*PROBLEM STATEMENT*: Repeat the data below exactly, dropping any pictures it holds.

(Saved entries)
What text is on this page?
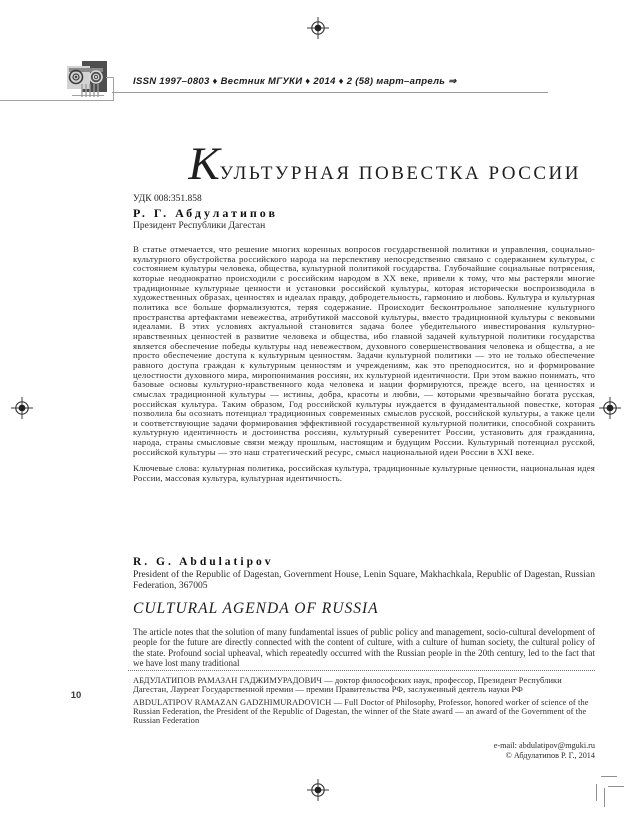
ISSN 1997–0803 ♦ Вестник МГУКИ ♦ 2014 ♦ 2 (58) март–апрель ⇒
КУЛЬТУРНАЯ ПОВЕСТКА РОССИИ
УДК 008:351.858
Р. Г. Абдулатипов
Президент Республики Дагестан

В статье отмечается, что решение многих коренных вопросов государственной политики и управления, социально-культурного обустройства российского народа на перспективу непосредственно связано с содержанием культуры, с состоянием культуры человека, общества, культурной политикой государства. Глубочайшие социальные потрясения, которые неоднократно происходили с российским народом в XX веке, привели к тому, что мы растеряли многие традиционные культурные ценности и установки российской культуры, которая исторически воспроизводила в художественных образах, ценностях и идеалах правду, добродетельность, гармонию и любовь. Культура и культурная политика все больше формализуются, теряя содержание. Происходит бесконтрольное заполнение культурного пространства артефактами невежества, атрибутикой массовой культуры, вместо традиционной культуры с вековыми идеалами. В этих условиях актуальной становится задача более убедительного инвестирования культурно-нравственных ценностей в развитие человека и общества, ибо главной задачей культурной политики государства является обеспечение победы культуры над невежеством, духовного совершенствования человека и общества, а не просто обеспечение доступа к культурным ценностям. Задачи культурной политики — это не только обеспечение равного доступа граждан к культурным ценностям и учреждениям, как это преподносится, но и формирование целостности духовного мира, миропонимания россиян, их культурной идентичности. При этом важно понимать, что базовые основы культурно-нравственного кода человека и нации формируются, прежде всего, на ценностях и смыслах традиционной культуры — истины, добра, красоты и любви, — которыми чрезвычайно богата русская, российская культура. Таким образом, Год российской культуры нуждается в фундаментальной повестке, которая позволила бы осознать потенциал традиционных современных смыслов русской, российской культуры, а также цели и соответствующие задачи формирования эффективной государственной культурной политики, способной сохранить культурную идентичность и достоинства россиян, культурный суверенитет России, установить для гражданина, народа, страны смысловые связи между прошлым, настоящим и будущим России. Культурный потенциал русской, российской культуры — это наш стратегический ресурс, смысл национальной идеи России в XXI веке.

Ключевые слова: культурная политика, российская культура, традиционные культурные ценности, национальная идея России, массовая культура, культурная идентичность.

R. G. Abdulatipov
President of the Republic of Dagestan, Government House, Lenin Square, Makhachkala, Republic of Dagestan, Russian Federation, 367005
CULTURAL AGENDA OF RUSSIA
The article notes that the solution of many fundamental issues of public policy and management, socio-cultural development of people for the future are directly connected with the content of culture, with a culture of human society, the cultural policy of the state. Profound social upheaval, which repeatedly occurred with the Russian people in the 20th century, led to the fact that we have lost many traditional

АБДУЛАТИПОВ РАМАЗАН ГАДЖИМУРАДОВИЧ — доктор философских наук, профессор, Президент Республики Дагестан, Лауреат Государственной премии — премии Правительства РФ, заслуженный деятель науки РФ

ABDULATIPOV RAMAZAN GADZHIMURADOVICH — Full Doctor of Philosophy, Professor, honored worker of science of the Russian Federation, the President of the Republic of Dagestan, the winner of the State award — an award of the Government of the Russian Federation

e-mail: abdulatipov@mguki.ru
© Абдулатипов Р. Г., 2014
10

*RESULT OF THE EXERCISE*:
What text is on this page?
ISSN 1997–0803 ♦ Вестник МГУКИ ♦ 2014 ♦ 2 (58) март–апрель ⇒
КУЛЬТУРНАЯ ПОВЕСТКА РОССИИ
УДК 008:351.858
Р. Г. Абдулатипов
Президент Республики Дагестан

В статье отмечается, что решение многих коренных вопросов государственной политики и управления, социально-культурного обустройства российского народа на перспективу непосредственно связано с содержанием культуры, с состоянием культуры человека, общества, культурной политикой государства. Глубочайшие социальные потрясения, которые неоднократно происходили с российским народом в XX веке, привели к тому, что мы растеряли многие традиционные культурные ценности и установки российской культуры, которая исторически воспроизводила в художественных образах, ценностях и идеалах правду, добродетельность, гармонию и любовь. Культура и культурная политика все больше формализуются, теряя содержание. Происходит бесконтрольное заполнение культурного пространства артефактами невежества, атрибутикой массовой культуры, вместо традиционной культуры с вековыми идеалами. В этих условиях актуальной становится задача более убедительного инвестирования культурно-нравственных ценностей в развитие человека и общества, ибо главной задачей культурной политики государства является обеспечение победы культуры над невежеством, духовного совершенствования человека и общества, а не просто обеспечение доступа к культурным ценностям. Задачи культурной политики — это не только обеспечение равного доступа граждан к культурным ценностям и учреждениям, как это преподносится, но и формирование целостности духовного мира, миропонимания россиян, их культурной идентичности. При этом важно понимать, что базовые основы культурно-нравственного кода человека и нации формируются, прежде всего, на ценностях и смыслах традиционной культуры — истины, добра, красоты и любви, — которыми чрезвычайно богата русская, российская культура. Таким образом, Год российской культуры нуждается в фундаментальной повестке, которая позволила бы осознать потенциал традиционных современных смыслов русской, российской культуры, а также цели и соответствующие задачи формирования эффективной государственной культурной политики, способной сохранить культурную идентичность и достоинства россиян, культурный суверенитет России, установить для гражданина, народа, страны смысловые связи между прошлым, настоящим и будущим России. Культурный потенциал русской, российской культуры — это наш стратегический ресурс, смысл национальной идеи России в XXI веке.

Ключевые слова: культурная политика, российская культура, традиционные культурные ценности, национальная идея России, массовая культура, культурная идентичность.

R. G. Abdulatipov
President of the Republic of Dagestan, Government House, Lenin Square, Makhachkala, Republic of Dagestan, Russian Federation, 367005
CULTURAL AGENDA OF RUSSIA
The article notes that the solution of many fundamental issues of public policy and management, socio-cultural development of people for the future are directly connected with the content of culture, with a culture of human society, the cultural policy of the state. Profound social upheaval, which repeatedly occurred with the Russian people in the 20th century, led to the fact that we have lost many traditional

АБДУЛАТИПОВ РАМАЗАН ГАДЖИМУРАДОВИЧ — доктор философских наук, профессор, Президент Республики Дагестан, Лауреат Государственной премии — премии Правительства РФ, заслуженный деятель науки РФ

ABDULATIPOV RAMAZAN GADZHIMURADOVICH — Full Doctor of Philosophy, Professor, honored worker of science of the Russian Federation, the President of the Republic of Dagestan, the winner of the State award — an award of the Government of the Russian Federation

e-mail: abdulatipov@mguki.ru
© Абдулатипов Р. Г., 2014
10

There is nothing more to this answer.